§ **What the task asks**
Below are records; extract exactly the lines from the one containing "Read all visible content and emit it as JSON." through the last, both included, and keep the pictures out.

§ **Given data**
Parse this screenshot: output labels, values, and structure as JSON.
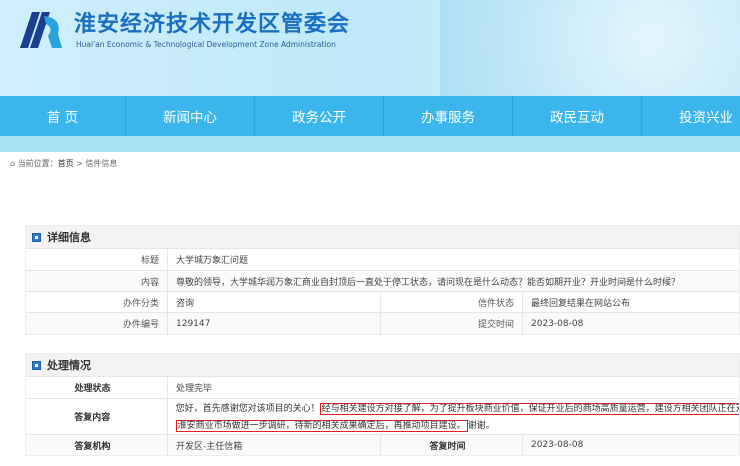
{
  "header": {
    "title": "淮安经济技术开发区管委会",
    "subtitle": "Huai'an Economic & Technological Development Zone Administration"
  },
  "nav": [
    "首 页",
    "新闻中心",
    "政务公开",
    "办事服务",
    "政民互动",
    "投资兴业"
  ],
  "breadcrumb": {
    "prefix": "当前位置：",
    "home": "首页",
    "sep": " > ",
    "current": "信件信息"
  },
  "detail": {
    "heading": "详细信息",
    "title_label": "标题",
    "title": "大学城万象汇问题",
    "content_label": "内容",
    "content": "尊敬的领导，大学城华润万象汇商业自封顶后一直处于停工状态，请问现在是什么动态？能否如期开业？开业时间是什么时候？",
    "category_label": "办件分类",
    "category": "咨询",
    "status_label": "信件状态",
    "status": "最终回复结果在网站公布",
    "number_label": "办件编号",
    "number": "129147",
    "submit_label": "提交时间",
    "submit_time": "2023-08-08"
  },
  "handling": {
    "heading": "处理情况",
    "state_label": "处理状态",
    "state": "处理完毕",
    "reply_label": "答复内容",
    "reply_a": "您好，首先感谢您对该项目的关心！",
    "reply_b": "经与相关建设方对接了解，为了提升板块商业价值，保证开业后的商场高质量运营，建设方相关团队正在对",
    "reply_c": "淮安商业市场做进一步调研，待新的相关成果确定后，再推动项目建设。",
    "reply_d": "谢谢。",
    "org_label": "答复机构",
    "org": "开发区-主任信箱",
    "time_label": "答复时间",
    "time": "2023-08-08"
  },
  "colors": {
    "nav": "#3bb6ec",
    "highlight": "#e02020"
  }
}
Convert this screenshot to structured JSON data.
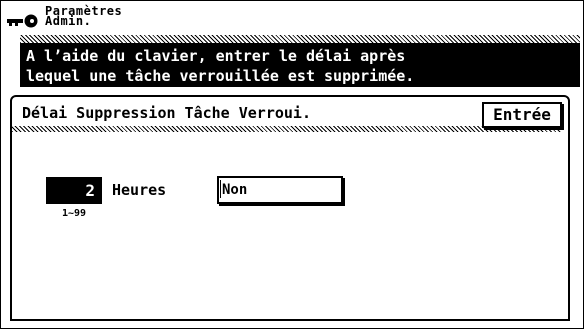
{
  "header": {
    "title_line1": "Paramètres",
    "title_line2": "Admin.",
    "icon": "key-icon"
  },
  "banner": {
    "line1": "A l’aide du clavier, entrer le délai après",
    "line2": "lequel une tâche verrouillée est supprimée."
  },
  "panel": {
    "title": "Délai Suppression Tâche Verroui.",
    "enter_label": "Entrée",
    "value": "2",
    "range": "1~99",
    "unit": "Heures",
    "non_label": "Non"
  }
}
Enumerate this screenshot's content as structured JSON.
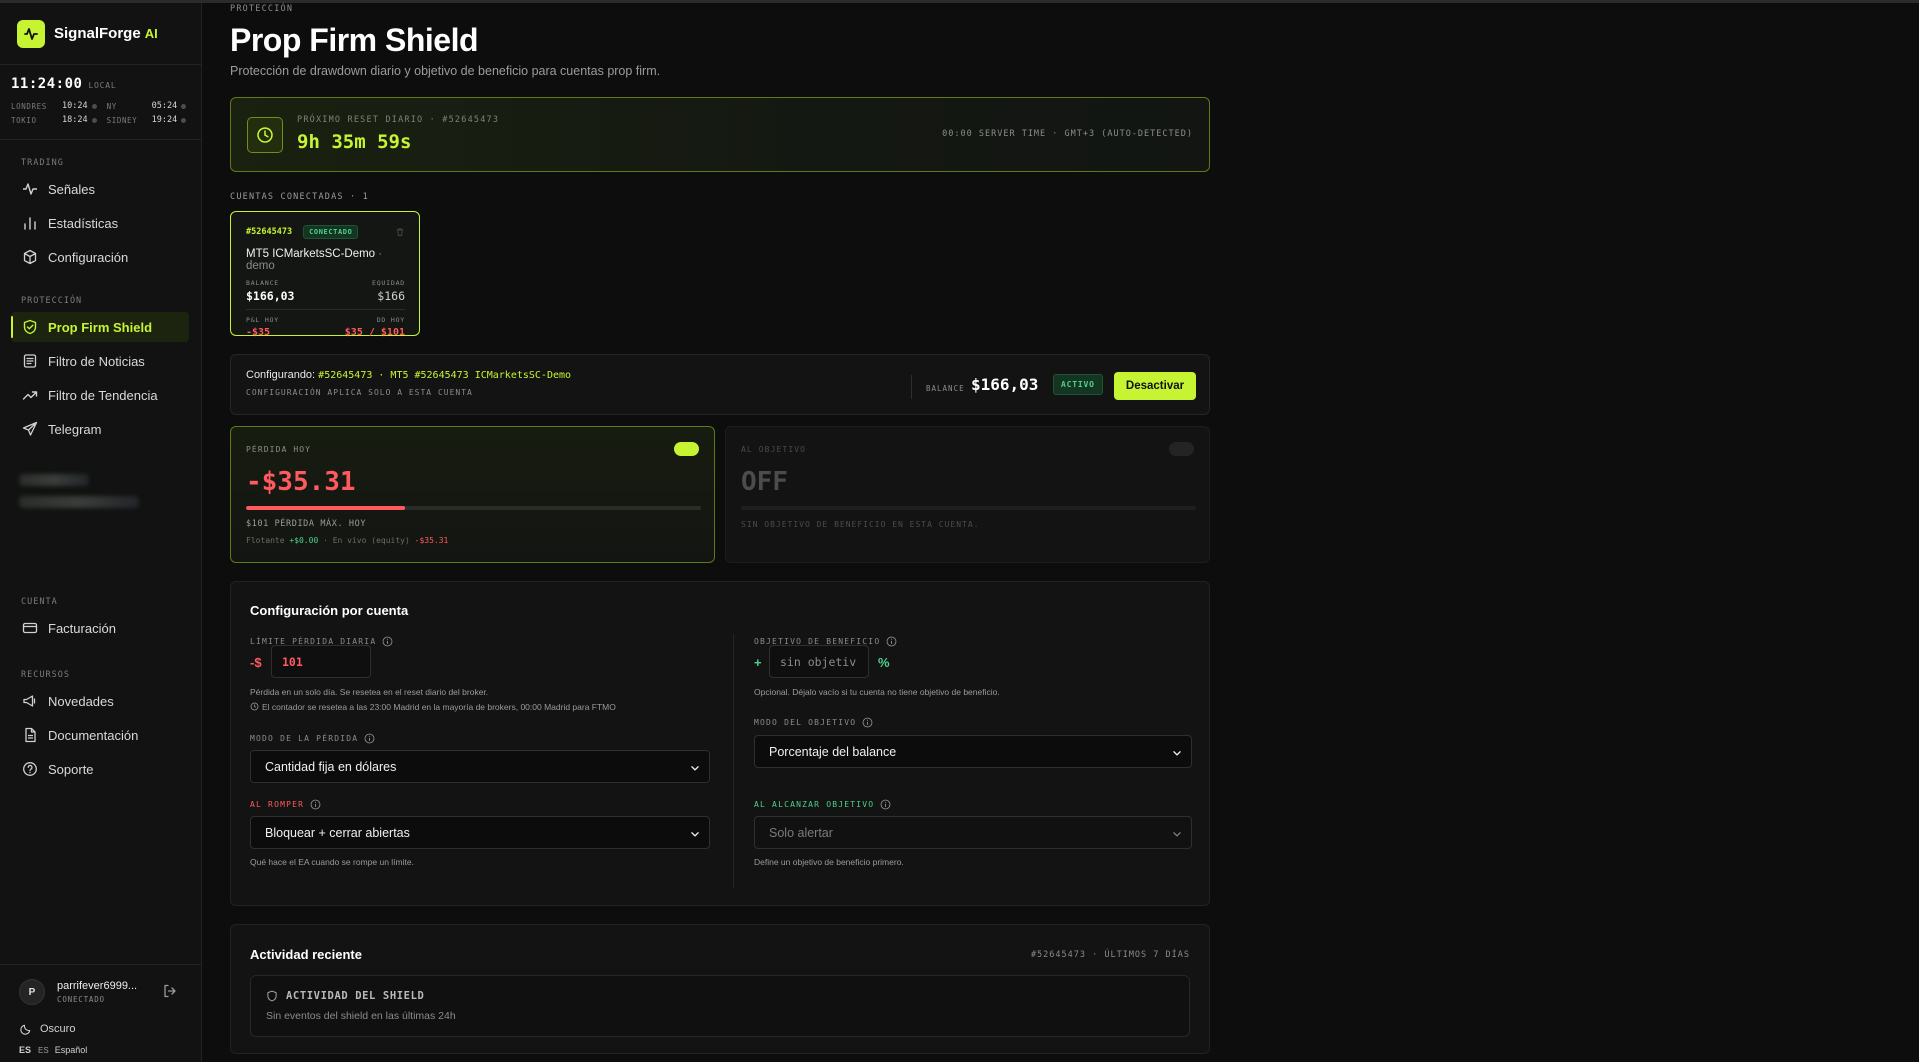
{
  "brand": {
    "name": "SignalForge",
    "suffix": "AI"
  },
  "clock": {
    "time": "11:24:00",
    "local_label": "LOCAL",
    "zones": [
      {
        "name": "LONDRES",
        "time": "10:24"
      },
      {
        "name": "NY",
        "time": "05:24"
      },
      {
        "name": "TOKIO",
        "time": "18:24"
      },
      {
        "name": "SIDNEY",
        "time": "19:24"
      }
    ]
  },
  "sidebar": {
    "sections": {
      "trading": "TRADING",
      "proteccion": "PROTECCIÓN",
      "cuenta": "CUENTA",
      "recursos": "RECURSOS"
    },
    "items": {
      "senales": "Señales",
      "estadisticas": "Estadísticas",
      "configuracion": "Configuración",
      "prop_firm_shield": "Prop Firm Shield",
      "filtro_noticias": "Filtro de Noticias",
      "filtro_tendencia": "Filtro de Tendencia",
      "telegram": "Telegram",
      "facturacion": "Facturación",
      "novedades": "Novedades",
      "documentacion": "Documentación",
      "soporte": "Soporte"
    },
    "user": {
      "initial": "P",
      "name": "parrifever6999...",
      "status": "CONECTADO"
    },
    "theme": "Oscuro",
    "lang": {
      "flag": "ES",
      "code": "ES",
      "name": "Español"
    }
  },
  "header": {
    "eyebrow": "PROTECCIÓN",
    "title": "Prop Firm Shield",
    "subtitle": "Protección de drawdown diario y objetivo de beneficio para cuentas prop firm."
  },
  "reset": {
    "label": "PRÓXIMO RESET DIARIO · #52645473",
    "countdown": "9h 35m 59s",
    "server": "00:00 SERVER TIME · GMT+3 (AUTO-DETECTED)"
  },
  "accounts": {
    "label": "CUENTAS CONECTADAS · 1",
    "card": {
      "id": "#52645473",
      "status": "CONECTADO",
      "name": "MT5 ICMarketsSC-Demo",
      "type": "· demo",
      "balance_label": "BALANCE",
      "balance": "$166,03",
      "equity_label": "EQUIDAD",
      "equity": "$166",
      "pnl_label": "P&L HOY",
      "pnl": "-$35",
      "dd_label": "DD HOY",
      "dd": "$35 / $101"
    }
  },
  "configuring": {
    "prefix": "Configurando:",
    "detail": "#52645473 · MT5 #52645473 ICMarketsSC-Demo",
    "note": "CONFIGURACIÓN APLICA SOLO A ESTA CUENTA",
    "balance_label": "BALANCE",
    "balance": "$166,03",
    "status": "ACTIVO",
    "button": "Desactivar"
  },
  "loss_card": {
    "label": "PÉRDIDA HOY",
    "value": "-$35.31",
    "progress": 0.35,
    "max_line": "$101 PÉRDIDA MÁX. HOY",
    "float_label": "Flotante",
    "float_value": "+$0.00",
    "live_label": "· En vivo (equity)",
    "live_value": "-$35.31"
  },
  "objective_card": {
    "label": "AL OBJETIVO",
    "value": "OFF",
    "note": "SIN OBJETIVO DE BENEFICIO EN ESTA CUENTA."
  },
  "settings": {
    "title": "Configuración por cuenta",
    "daily_limit": {
      "label": "LÍMITE PÉRDIDA DIARIA",
      "prefix": "-$",
      "value": "101",
      "help1": "Pérdida en un solo día. Se resetea en el reset diario del broker.",
      "help2": "El contador se resetea a las 23:00 Madrid en la mayoría de brokers, 00:00 Madrid para FTMO"
    },
    "loss_mode": {
      "label": "MODO DE LA PÉRDIDA",
      "value": "Cantidad fija en dólares"
    },
    "on_break": {
      "label": "AL ROMPER",
      "value": "Bloquear + cerrar abiertas",
      "help": "Qué hace el EA cuando se rompe un límite."
    },
    "profit_target": {
      "label": "OBJETIVO DE BENEFICIO",
      "prefix": "+",
      "placeholder": "sin objetiv",
      "suffix": "%",
      "help": "Opcional. Déjalo vacío si tu cuenta no tiene objetivo de beneficio."
    },
    "objective_mode": {
      "label": "MODO DEL OBJETIVO",
      "value": "Porcentaje del balance"
    },
    "on_target": {
      "label": "AL ALCANZAR OBJETIVO",
      "value": "Solo alertar",
      "help": "Define un objetivo de beneficio primero."
    }
  },
  "activity": {
    "title": "Actividad reciente",
    "range": "#52645473 · ÚLTIMOS 7 DÍAS",
    "box_title": "ACTIVIDAD DEL SHIELD",
    "box_sub": "Sin eventos del shield en las últimas 24h"
  },
  "colors": {
    "accent": "#c6f432",
    "danger": "#ff5a5f",
    "success": "#4fd18b",
    "bg": "#0c0d0c"
  }
}
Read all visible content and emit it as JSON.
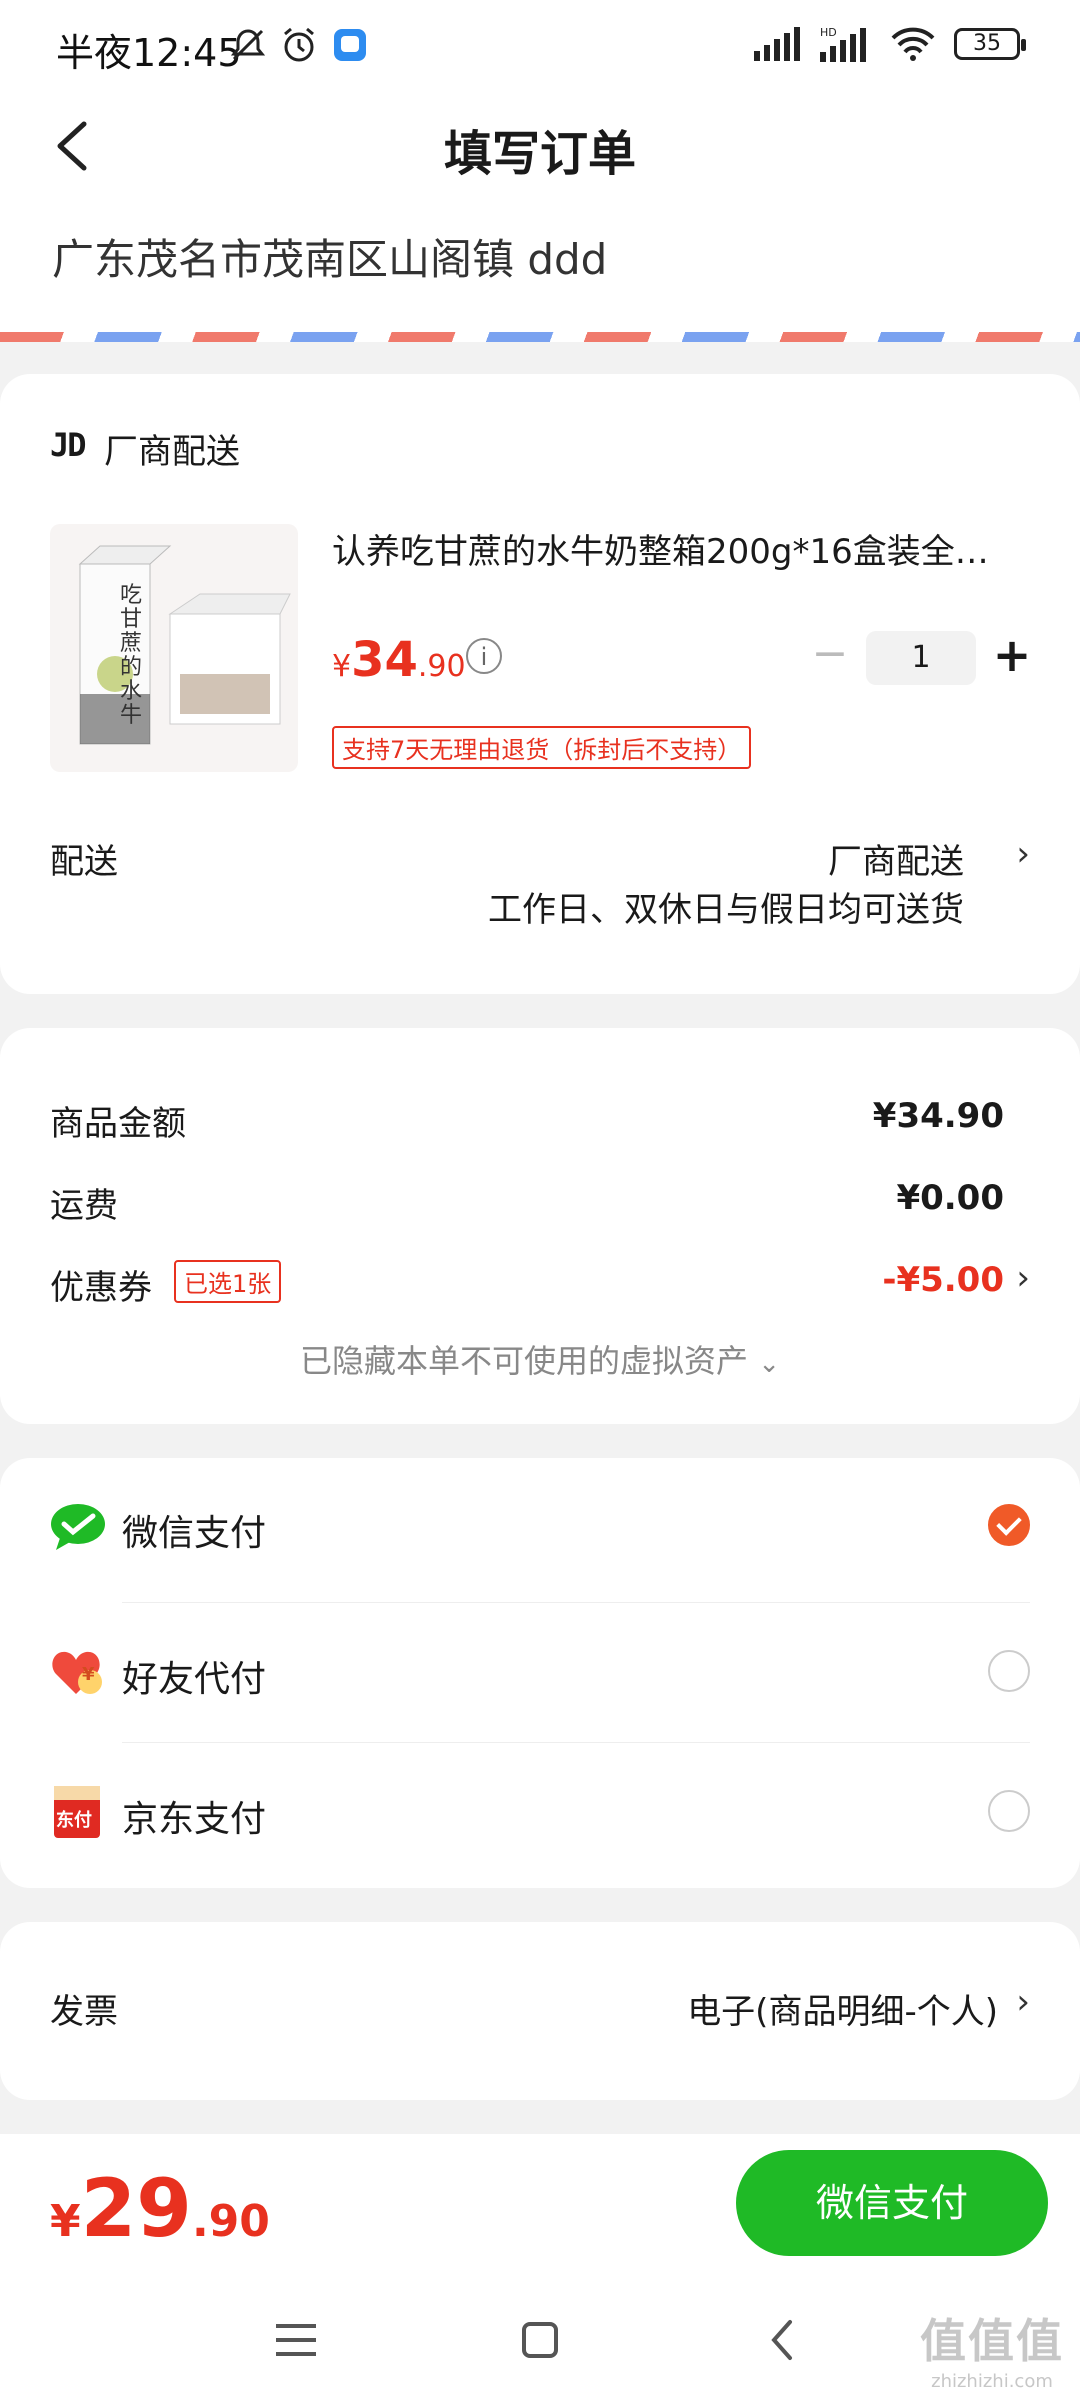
{
  "status_bar": {
    "time": "半夜12:45",
    "battery": "35"
  },
  "header": {
    "title": "填写订单"
  },
  "address": {
    "text": "广东茂名市茂南区山阁镇 ddd"
  },
  "shop": {
    "logo": "JD",
    "name": "厂商配送",
    "product": {
      "title": "认养吃甘蔗的水牛奶整箱200g*16盒装全…",
      "price_currency": "¥",
      "price_int": "34",
      "price_dec": ".90",
      "quantity": "1",
      "return_policy": "支持7天无理由退货（拆封后不支持）",
      "image_text": "吃甘蔗的水牛"
    },
    "delivery": {
      "label": "配送",
      "method": "厂商配送",
      "schedule": "工作日、双休日与假日均可送货"
    }
  },
  "summary": {
    "goods_label": "商品金额",
    "goods_value": "¥34.90",
    "shipping_label": "运费",
    "shipping_value": "¥0.00",
    "coupon_label": "优惠券",
    "coupon_tag": "已选1张",
    "coupon_value": "-¥5.00",
    "hidden_assets": "已隐藏本单不可使用的虚拟资产"
  },
  "payment": {
    "options": [
      {
        "label": "微信支付",
        "checked": true
      },
      {
        "label": "好友代付",
        "checked": false
      },
      {
        "label": "京东支付",
        "checked": false
      }
    ],
    "friend_icon_text": "¥",
    "jd_icon_text": "东付"
  },
  "invoice": {
    "label": "发票",
    "value": "电子(商品明细-个人)"
  },
  "footer": {
    "total_currency": "¥",
    "total_int": "29",
    "total_dec": ".90",
    "pay_button": "微信支付"
  },
  "watermark": {
    "big": "值值值",
    "small": "zhizhizhi.com"
  },
  "colors": {
    "price_red": "#e8311f",
    "pay_green": "#1fba26",
    "check_orange": "#f05a28"
  }
}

§ **Exercise answer**
Read all visible content and emit it as JSON.
{
  "status_bar": {
    "time": "半夜12:45",
    "battery": "35"
  },
  "header": {
    "title": "填写订单"
  },
  "address": {
    "text": "广东茂名市茂南区山阁镇 ddd"
  },
  "shop": {
    "logo": "JD",
    "name": "厂商配送",
    "product": {
      "title": "认养吃甘蔗的水牛奶整箱200g*16盒装全…",
      "price_currency": "¥",
      "price_int": "34",
      "price_dec": ".90",
      "quantity": "1",
      "return_policy": "支持7天无理由退货（拆封后不支持）",
      "image_text": "吃甘蔗的水牛"
    },
    "delivery": {
      "label": "配送",
      "method": "厂商配送",
      "schedule": "工作日、双休日与假日均可送货"
    }
  },
  "summary": {
    "goods_label": "商品金额",
    "goods_value": "¥34.90",
    "shipping_label": "运费",
    "shipping_value": "¥0.00",
    "coupon_label": "优惠券",
    "coupon_tag": "已选1张",
    "coupon_value": "-¥5.00",
    "hidden_assets": "已隐藏本单不可使用的虚拟资产"
  },
  "payment": {
    "options": [
      {
        "label": "微信支付",
        "checked": true
      },
      {
        "label": "好友代付",
        "checked": false
      },
      {
        "label": "京东支付",
        "checked": false
      }
    ],
    "friend_icon_text": "¥",
    "jd_icon_text": "东付"
  },
  "invoice": {
    "label": "发票",
    "value": "电子(商品明细-个人)"
  },
  "footer": {
    "total_currency": "¥",
    "total_int": "29",
    "total_dec": ".90",
    "pay_button": "微信支付"
  },
  "watermark": {
    "big": "值值值",
    "small": "zhizhizhi.com"
  },
  "colors": {
    "price_red": "#e8311f",
    "pay_green": "#1fba26",
    "check_orange": "#f05a28"
  }
}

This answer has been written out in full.